● THE EXERCISE: Produce a word-for-word copy of the listing below without its pictures.

━━ DATA TO PROCESS ━━

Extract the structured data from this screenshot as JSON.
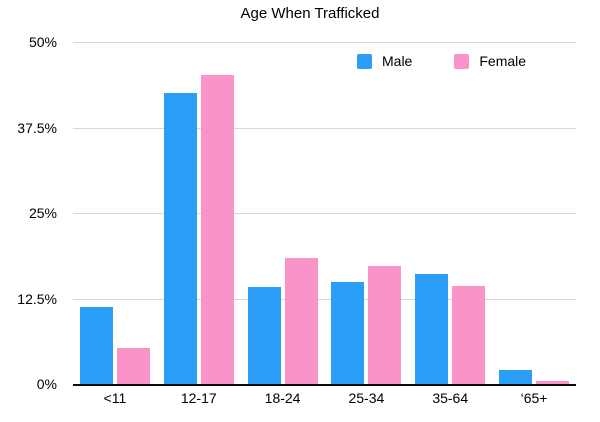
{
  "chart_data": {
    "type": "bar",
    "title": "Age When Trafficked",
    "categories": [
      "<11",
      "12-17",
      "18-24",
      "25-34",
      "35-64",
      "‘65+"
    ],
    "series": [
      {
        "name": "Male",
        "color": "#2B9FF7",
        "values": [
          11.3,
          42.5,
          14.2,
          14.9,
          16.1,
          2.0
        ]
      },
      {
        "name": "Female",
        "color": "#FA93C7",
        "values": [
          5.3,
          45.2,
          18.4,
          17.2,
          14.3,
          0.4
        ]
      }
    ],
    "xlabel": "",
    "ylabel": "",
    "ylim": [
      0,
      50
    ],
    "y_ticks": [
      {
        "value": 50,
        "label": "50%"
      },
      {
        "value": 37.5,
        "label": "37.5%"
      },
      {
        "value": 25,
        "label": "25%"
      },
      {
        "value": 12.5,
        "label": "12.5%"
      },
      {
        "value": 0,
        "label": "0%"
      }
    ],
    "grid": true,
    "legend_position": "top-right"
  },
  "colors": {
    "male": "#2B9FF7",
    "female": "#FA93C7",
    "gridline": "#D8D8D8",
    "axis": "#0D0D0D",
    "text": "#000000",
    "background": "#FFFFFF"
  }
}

━━━

● OUTPUT OF THE EXERCISE:
Extract the structured data from this screenshot as JSON.
{
  "chart_data": {
    "type": "bar",
    "title": "Age When Trafficked",
    "categories": [
      "<11",
      "12-17",
      "18-24",
      "25-34",
      "35-64",
      "‘65+"
    ],
    "series": [
      {
        "name": "Male",
        "color": "#2B9FF7",
        "values": [
          11.3,
          42.5,
          14.2,
          14.9,
          16.1,
          2.0
        ]
      },
      {
        "name": "Female",
        "color": "#FA93C7",
        "values": [
          5.3,
          45.2,
          18.4,
          17.2,
          14.3,
          0.4
        ]
      }
    ],
    "xlabel": "",
    "ylabel": "",
    "ylim": [
      0,
      50
    ],
    "y_ticks": [
      {
        "value": 50,
        "label": "50%"
      },
      {
        "value": 37.5,
        "label": "37.5%"
      },
      {
        "value": 25,
        "label": "25%"
      },
      {
        "value": 12.5,
        "label": "12.5%"
      },
      {
        "value": 0,
        "label": "0%"
      }
    ],
    "grid": true,
    "legend_position": "top-right"
  },
  "colors": {
    "male": "#2B9FF7",
    "female": "#FA93C7",
    "gridline": "#D8D8D8",
    "axis": "#0D0D0D",
    "text": "#000000",
    "background": "#FFFFFF"
  }
}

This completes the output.